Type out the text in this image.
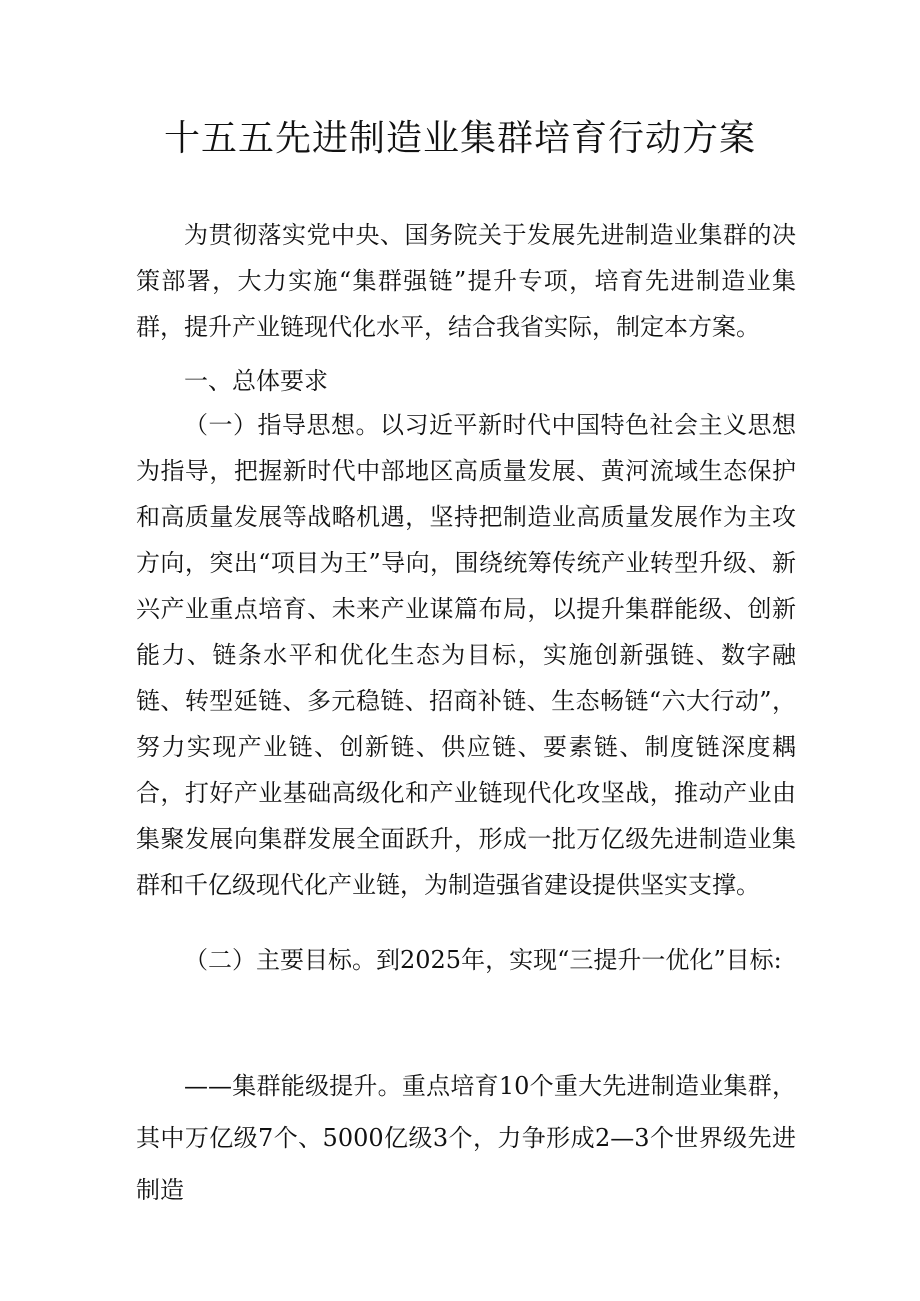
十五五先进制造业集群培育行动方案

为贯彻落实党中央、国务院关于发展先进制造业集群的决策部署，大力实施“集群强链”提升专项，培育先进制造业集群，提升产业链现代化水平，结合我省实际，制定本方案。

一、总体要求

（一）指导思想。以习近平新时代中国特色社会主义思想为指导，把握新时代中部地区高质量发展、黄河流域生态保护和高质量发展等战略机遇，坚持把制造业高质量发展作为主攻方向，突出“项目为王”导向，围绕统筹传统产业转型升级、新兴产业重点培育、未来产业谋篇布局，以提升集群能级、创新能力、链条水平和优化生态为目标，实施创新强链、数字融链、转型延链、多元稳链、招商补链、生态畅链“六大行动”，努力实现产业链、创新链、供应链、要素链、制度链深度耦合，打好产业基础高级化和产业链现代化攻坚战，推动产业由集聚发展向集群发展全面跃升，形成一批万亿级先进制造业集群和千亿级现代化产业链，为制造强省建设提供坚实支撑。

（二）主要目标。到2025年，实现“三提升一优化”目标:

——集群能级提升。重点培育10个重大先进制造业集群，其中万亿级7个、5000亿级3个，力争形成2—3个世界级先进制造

###

Work instructions -> Give back the entries verbatim. Do not include any picture.

Response for this exercise ->
Type out the text in this image.
十五五先进制造业集群培育行动方案

为贯彻落实党中央、国务院关于发展先进制造业集群的决策部署，大力实施“集群强链”提升专项，培育先进制造业集群，提升产业链现代化水平，结合我省实际，制定本方案。

一、总体要求

（一）指导思想。以习近平新时代中国特色社会主义思想为指导，把握新时代中部地区高质量发展、黄河流域生态保护和高质量发展等战略机遇，坚持把制造业高质量发展作为主攻方向，突出“项目为王”导向，围绕统筹传统产业转型升级、新兴产业重点培育、未来产业谋篇布局，以提升集群能级、创新能力、链条水平和优化生态为目标，实施创新强链、数字融链、转型延链、多元稳链、招商补链、生态畅链“六大行动”，努力实现产业链、创新链、供应链、要素链、制度链深度耦合，打好产业基础高级化和产业链现代化攻坚战，推动产业由集聚发展向集群发展全面跃升，形成一批万亿级先进制造业集群和千亿级现代化产业链，为制造强省建设提供坚实支撑。

（二）主要目标。到2025年，实现“三提升一优化”目标:

——集群能级提升。重点培育10个重大先进制造业集群，其中万亿级7个、5000亿级3个，力争形成2—3个世界级先进制造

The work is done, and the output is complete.